• **Data for this task**

──────────────────────────────

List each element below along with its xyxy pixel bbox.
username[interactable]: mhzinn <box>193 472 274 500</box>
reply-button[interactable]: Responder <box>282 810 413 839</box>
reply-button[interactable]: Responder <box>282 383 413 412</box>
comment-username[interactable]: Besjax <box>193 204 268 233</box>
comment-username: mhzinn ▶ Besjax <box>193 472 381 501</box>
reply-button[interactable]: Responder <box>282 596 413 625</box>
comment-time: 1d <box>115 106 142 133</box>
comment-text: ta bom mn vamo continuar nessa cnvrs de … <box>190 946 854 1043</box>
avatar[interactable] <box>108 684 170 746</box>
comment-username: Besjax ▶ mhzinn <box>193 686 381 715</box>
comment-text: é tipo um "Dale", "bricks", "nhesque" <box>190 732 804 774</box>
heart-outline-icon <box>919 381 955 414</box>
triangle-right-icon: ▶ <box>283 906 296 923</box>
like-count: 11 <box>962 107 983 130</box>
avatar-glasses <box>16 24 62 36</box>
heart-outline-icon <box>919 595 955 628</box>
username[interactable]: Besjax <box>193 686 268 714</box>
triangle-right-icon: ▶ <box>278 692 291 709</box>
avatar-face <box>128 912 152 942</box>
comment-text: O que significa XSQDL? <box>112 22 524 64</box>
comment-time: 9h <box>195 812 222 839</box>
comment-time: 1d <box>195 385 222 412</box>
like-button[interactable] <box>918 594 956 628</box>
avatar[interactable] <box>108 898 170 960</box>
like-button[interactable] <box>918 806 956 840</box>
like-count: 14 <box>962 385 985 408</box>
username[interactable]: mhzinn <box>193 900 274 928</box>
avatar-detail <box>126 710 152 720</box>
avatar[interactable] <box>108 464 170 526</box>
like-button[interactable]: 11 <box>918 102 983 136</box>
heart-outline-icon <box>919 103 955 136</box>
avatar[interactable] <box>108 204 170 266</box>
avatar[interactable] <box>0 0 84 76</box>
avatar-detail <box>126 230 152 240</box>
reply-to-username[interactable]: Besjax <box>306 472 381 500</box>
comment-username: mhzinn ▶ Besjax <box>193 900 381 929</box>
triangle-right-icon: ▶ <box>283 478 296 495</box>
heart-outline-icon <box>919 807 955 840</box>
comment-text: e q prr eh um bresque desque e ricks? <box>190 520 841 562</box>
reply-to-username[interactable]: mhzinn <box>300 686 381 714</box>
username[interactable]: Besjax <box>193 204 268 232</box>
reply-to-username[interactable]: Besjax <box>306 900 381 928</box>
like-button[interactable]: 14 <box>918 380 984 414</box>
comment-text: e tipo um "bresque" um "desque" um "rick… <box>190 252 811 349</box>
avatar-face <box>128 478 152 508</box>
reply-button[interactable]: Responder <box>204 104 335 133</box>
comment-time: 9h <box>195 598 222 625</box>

──────────────────────────────

• **To do**
Copy out all the items again, changing every "Responder" to "Reply" and leaving everything else the same.

• **Reply**
List each element below along with its xyxy pixel bbox.
username[interactable]: mhzinn <box>193 472 274 500</box>
reply-button[interactable]: Reply <box>282 810 413 839</box>
reply-button[interactable]: Reply <box>282 383 413 412</box>
comment-username[interactable]: Besjax <box>193 204 268 233</box>
comment-username: mhzinn ▶ Besjax <box>193 472 381 501</box>
reply-button[interactable]: Reply <box>282 596 413 625</box>
comment-time: 1d <box>115 106 142 133</box>
comment-text: ta bom mn vamo continuar nessa cnvrs de … <box>190 946 854 1043</box>
avatar[interactable] <box>108 684 170 746</box>
comment-username: Besjax ▶ mhzinn <box>193 686 381 715</box>
comment-text: é tipo um "Dale", "bricks", "nhesque" <box>190 732 804 774</box>
heart-outline-icon <box>919 381 955 414</box>
triangle-right-icon: ▶ <box>283 906 296 923</box>
like-count: 11 <box>962 107 983 130</box>
avatar-glasses <box>16 24 62 36</box>
heart-outline-icon <box>919 595 955 628</box>
username[interactable]: Besjax <box>193 686 268 714</box>
triangle-right-icon: ▶ <box>278 692 291 709</box>
avatar-face <box>128 912 152 942</box>
comment-text: O que significa XSQDL? <box>112 22 524 64</box>
comment-time: 9h <box>195 812 222 839</box>
comment-time: 1d <box>195 385 222 412</box>
like-button[interactable] <box>918 594 956 628</box>
avatar[interactable] <box>108 898 170 960</box>
like-button[interactable] <box>918 806 956 840</box>
like-count: 14 <box>962 385 985 408</box>
username[interactable]: mhzinn <box>193 900 274 928</box>
avatar-detail <box>126 710 152 720</box>
avatar[interactable] <box>108 464 170 526</box>
like-button[interactable]: 11 <box>918 102 983 136</box>
heart-outline-icon <box>919 103 955 136</box>
avatar[interactable] <box>108 204 170 266</box>
avatar[interactable] <box>0 0 84 76</box>
avatar-detail <box>126 230 152 240</box>
reply-to-username[interactable]: Besjax <box>306 472 381 500</box>
comment-username: mhzinn ▶ Besjax <box>193 900 381 929</box>
triangle-right-icon: ▶ <box>283 478 296 495</box>
heart-outline-icon <box>919 807 955 840</box>
comment-text: e q prr eh um bresque desque e ricks? <box>190 520 841 562</box>
reply-to-username[interactable]: mhzinn <box>300 686 381 714</box>
username[interactable]: Besjax <box>193 204 268 232</box>
reply-to-username[interactable]: Besjax <box>306 900 381 928</box>
like-button[interactable]: 14 <box>918 380 984 414</box>
comment-text: e tipo um "bresque" um "desque" um "rick… <box>190 252 811 349</box>
avatar-face <box>128 478 152 508</box>
reply-button[interactable]: Reply <box>204 104 335 133</box>
comment-time: 9h <box>195 598 222 625</box>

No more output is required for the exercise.